> Exercise prompt: Take the listing and print it in full, exactly as given.

— start —

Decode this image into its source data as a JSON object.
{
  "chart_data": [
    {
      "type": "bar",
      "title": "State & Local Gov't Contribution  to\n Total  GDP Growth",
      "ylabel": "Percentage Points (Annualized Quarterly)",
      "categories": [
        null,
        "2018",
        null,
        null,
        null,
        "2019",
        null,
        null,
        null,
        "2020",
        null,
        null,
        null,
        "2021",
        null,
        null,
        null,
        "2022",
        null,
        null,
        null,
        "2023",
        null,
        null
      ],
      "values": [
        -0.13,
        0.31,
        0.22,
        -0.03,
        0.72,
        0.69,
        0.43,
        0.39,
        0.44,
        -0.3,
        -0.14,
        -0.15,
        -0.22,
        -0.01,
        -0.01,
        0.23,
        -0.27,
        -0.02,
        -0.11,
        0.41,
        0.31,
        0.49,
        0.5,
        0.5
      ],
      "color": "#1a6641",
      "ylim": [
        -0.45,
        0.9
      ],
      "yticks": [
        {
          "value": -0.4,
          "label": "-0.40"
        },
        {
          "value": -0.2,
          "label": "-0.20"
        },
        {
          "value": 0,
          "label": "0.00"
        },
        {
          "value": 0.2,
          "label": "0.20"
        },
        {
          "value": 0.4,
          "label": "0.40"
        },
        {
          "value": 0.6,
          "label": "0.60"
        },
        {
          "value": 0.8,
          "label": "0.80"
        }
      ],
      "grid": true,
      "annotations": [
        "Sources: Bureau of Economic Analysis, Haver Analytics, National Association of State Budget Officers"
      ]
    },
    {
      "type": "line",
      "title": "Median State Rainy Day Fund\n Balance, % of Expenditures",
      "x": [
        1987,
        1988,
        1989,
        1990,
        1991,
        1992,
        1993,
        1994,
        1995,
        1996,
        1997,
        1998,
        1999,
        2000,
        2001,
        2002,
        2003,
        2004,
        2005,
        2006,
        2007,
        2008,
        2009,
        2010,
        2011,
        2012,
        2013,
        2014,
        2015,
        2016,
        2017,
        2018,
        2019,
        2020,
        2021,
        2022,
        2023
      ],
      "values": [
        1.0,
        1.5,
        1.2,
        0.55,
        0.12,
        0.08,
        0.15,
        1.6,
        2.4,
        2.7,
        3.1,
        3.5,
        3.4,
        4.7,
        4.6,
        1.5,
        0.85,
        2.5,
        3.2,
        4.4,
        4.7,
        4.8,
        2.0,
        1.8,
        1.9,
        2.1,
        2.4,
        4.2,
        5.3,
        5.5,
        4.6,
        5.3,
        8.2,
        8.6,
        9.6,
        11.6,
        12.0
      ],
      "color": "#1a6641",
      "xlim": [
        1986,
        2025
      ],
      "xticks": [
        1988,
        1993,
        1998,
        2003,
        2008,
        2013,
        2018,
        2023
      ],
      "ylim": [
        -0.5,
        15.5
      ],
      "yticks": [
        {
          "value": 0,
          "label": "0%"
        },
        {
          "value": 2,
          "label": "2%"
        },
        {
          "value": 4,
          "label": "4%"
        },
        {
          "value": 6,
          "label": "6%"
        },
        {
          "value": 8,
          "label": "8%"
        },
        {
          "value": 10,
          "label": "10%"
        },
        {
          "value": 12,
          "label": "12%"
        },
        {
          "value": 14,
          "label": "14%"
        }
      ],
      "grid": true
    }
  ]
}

— end —

> Finished answer:
Decode this image into its source data as a JSON object.
{
  "chart_data": [
    {
      "type": "bar",
      "title": "State & Local Gov't Contribution  to\n Total  GDP Growth",
      "ylabel": "Percentage Points (Annualized Quarterly)",
      "categories": [
        null,
        "2018",
        null,
        null,
        null,
        "2019",
        null,
        null,
        null,
        "2020",
        null,
        null,
        null,
        "2021",
        null,
        null,
        null,
        "2022",
        null,
        null,
        null,
        "2023",
        null,
        null
      ],
      "values": [
        -0.13,
        0.31,
        0.22,
        -0.03,
        0.72,
        0.69,
        0.43,
        0.39,
        0.44,
        -0.3,
        -0.14,
        -0.15,
        -0.22,
        -0.01,
        -0.01,
        0.23,
        -0.27,
        -0.02,
        -0.11,
        0.41,
        0.31,
        0.49,
        0.5,
        0.5
      ],
      "color": "#1a6641",
      "ylim": [
        -0.45,
        0.9
      ],
      "yticks": [
        {
          "value": -0.4,
          "label": "-0.40"
        },
        {
          "value": -0.2,
          "label": "-0.20"
        },
        {
          "value": 0,
          "label": "0.00"
        },
        {
          "value": 0.2,
          "label": "0.20"
        },
        {
          "value": 0.4,
          "label": "0.40"
        },
        {
          "value": 0.6,
          "label": "0.60"
        },
        {
          "value": 0.8,
          "label": "0.80"
        }
      ],
      "grid": true,
      "annotations": [
        "Sources: Bureau of Economic Analysis, Haver Analytics, National Association of State Budget Officers"
      ]
    },
    {
      "type": "line",
      "title": "Median State Rainy Day Fund\n Balance, % of Expenditures",
      "x": [
        1987,
        1988,
        1989,
        1990,
        1991,
        1992,
        1993,
        1994,
        1995,
        1996,
        1997,
        1998,
        1999,
        2000,
        2001,
        2002,
        2003,
        2004,
        2005,
        2006,
        2007,
        2008,
        2009,
        2010,
        2011,
        2012,
        2013,
        2014,
        2015,
        2016,
        2017,
        2018,
        2019,
        2020,
        2021,
        2022,
        2023
      ],
      "values": [
        1.0,
        1.5,
        1.2,
        0.55,
        0.12,
        0.08,
        0.15,
        1.6,
        2.4,
        2.7,
        3.1,
        3.5,
        3.4,
        4.7,
        4.6,
        1.5,
        0.85,
        2.5,
        3.2,
        4.4,
        4.7,
        4.8,
        2.0,
        1.8,
        1.9,
        2.1,
        2.4,
        4.2,
        5.3,
        5.5,
        4.6,
        5.3,
        8.2,
        8.6,
        9.6,
        11.6,
        12.0
      ],
      "color": "#1a6641",
      "xlim": [
        1986,
        2025
      ],
      "xticks": [
        1988,
        1993,
        1998,
        2003,
        2008,
        2013,
        2018,
        2023
      ],
      "ylim": [
        -0.5,
        15.5
      ],
      "yticks": [
        {
          "value": 0,
          "label": "0%"
        },
        {
          "value": 2,
          "label": "2%"
        },
        {
          "value": 4,
          "label": "4%"
        },
        {
          "value": 6,
          "label": "6%"
        },
        {
          "value": 8,
          "label": "8%"
        },
        {
          "value": 10,
          "label": "10%"
        },
        {
          "value": 12,
          "label": "12%"
        },
        {
          "value": 14,
          "label": "14%"
        }
      ],
      "grid": true
    }
  ]
}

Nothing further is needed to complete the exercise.